STATED PROBLEM. Present the following data again exactly as it is shown.

----- PROVIDED ENTRIES -----

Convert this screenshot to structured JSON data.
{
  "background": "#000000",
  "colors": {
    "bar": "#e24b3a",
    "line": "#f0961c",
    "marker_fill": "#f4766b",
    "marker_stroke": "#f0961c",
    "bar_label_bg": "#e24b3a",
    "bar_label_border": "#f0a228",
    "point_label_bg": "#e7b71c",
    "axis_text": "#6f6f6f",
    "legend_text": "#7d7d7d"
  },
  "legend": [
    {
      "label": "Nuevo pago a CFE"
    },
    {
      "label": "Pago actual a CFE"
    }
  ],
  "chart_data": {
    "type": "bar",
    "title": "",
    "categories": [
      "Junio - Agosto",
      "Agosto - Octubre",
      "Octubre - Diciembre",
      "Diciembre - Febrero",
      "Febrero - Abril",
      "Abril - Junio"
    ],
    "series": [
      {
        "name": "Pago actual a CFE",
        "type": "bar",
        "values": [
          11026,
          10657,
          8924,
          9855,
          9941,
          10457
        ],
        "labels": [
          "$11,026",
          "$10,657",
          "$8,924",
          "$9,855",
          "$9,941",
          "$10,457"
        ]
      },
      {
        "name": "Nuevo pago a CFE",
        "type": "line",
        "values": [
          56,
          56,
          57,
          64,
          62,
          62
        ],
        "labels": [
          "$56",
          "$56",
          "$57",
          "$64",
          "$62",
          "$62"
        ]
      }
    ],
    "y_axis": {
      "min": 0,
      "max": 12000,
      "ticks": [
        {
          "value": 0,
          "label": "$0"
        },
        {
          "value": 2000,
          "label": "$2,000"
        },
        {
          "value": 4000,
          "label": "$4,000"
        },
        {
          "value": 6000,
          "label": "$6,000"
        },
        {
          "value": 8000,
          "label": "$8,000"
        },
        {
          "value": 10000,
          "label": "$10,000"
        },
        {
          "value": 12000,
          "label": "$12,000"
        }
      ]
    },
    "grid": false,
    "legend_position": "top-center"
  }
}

-----

SOLUTION TO THE PROBLEM.
Convert this screenshot to structured JSON data.
{
  "background": "#000000",
  "colors": {
    "bar": "#e24b3a",
    "line": "#f0961c",
    "marker_fill": "#f4766b",
    "marker_stroke": "#f0961c",
    "bar_label_bg": "#e24b3a",
    "bar_label_border": "#f0a228",
    "point_label_bg": "#e7b71c",
    "axis_text": "#6f6f6f",
    "legend_text": "#7d7d7d"
  },
  "legend": [
    {
      "label": "Nuevo pago a CFE"
    },
    {
      "label": "Pago actual a CFE"
    }
  ],
  "chart_data": {
    "type": "bar",
    "title": "",
    "categories": [
      "Junio - Agosto",
      "Agosto - Octubre",
      "Octubre - Diciembre",
      "Diciembre - Febrero",
      "Febrero - Abril",
      "Abril - Junio"
    ],
    "series": [
      {
        "name": "Pago actual a CFE",
        "type": "bar",
        "values": [
          11026,
          10657,
          8924,
          9855,
          9941,
          10457
        ],
        "labels": [
          "$11,026",
          "$10,657",
          "$8,924",
          "$9,855",
          "$9,941",
          "$10,457"
        ]
      },
      {
        "name": "Nuevo pago a CFE",
        "type": "line",
        "values": [
          56,
          56,
          57,
          64,
          62,
          62
        ],
        "labels": [
          "$56",
          "$56",
          "$57",
          "$64",
          "$62",
          "$62"
        ]
      }
    ],
    "y_axis": {
      "min": 0,
      "max": 12000,
      "ticks": [
        {
          "value": 0,
          "label": "$0"
        },
        {
          "value": 2000,
          "label": "$2,000"
        },
        {
          "value": 4000,
          "label": "$4,000"
        },
        {
          "value": 6000,
          "label": "$6,000"
        },
        {
          "value": 8000,
          "label": "$8,000"
        },
        {
          "value": 10000,
          "label": "$10,000"
        },
        {
          "value": 12000,
          "label": "$12,000"
        }
      ]
    },
    "grid": false,
    "legend_position": "top-center"
  }
}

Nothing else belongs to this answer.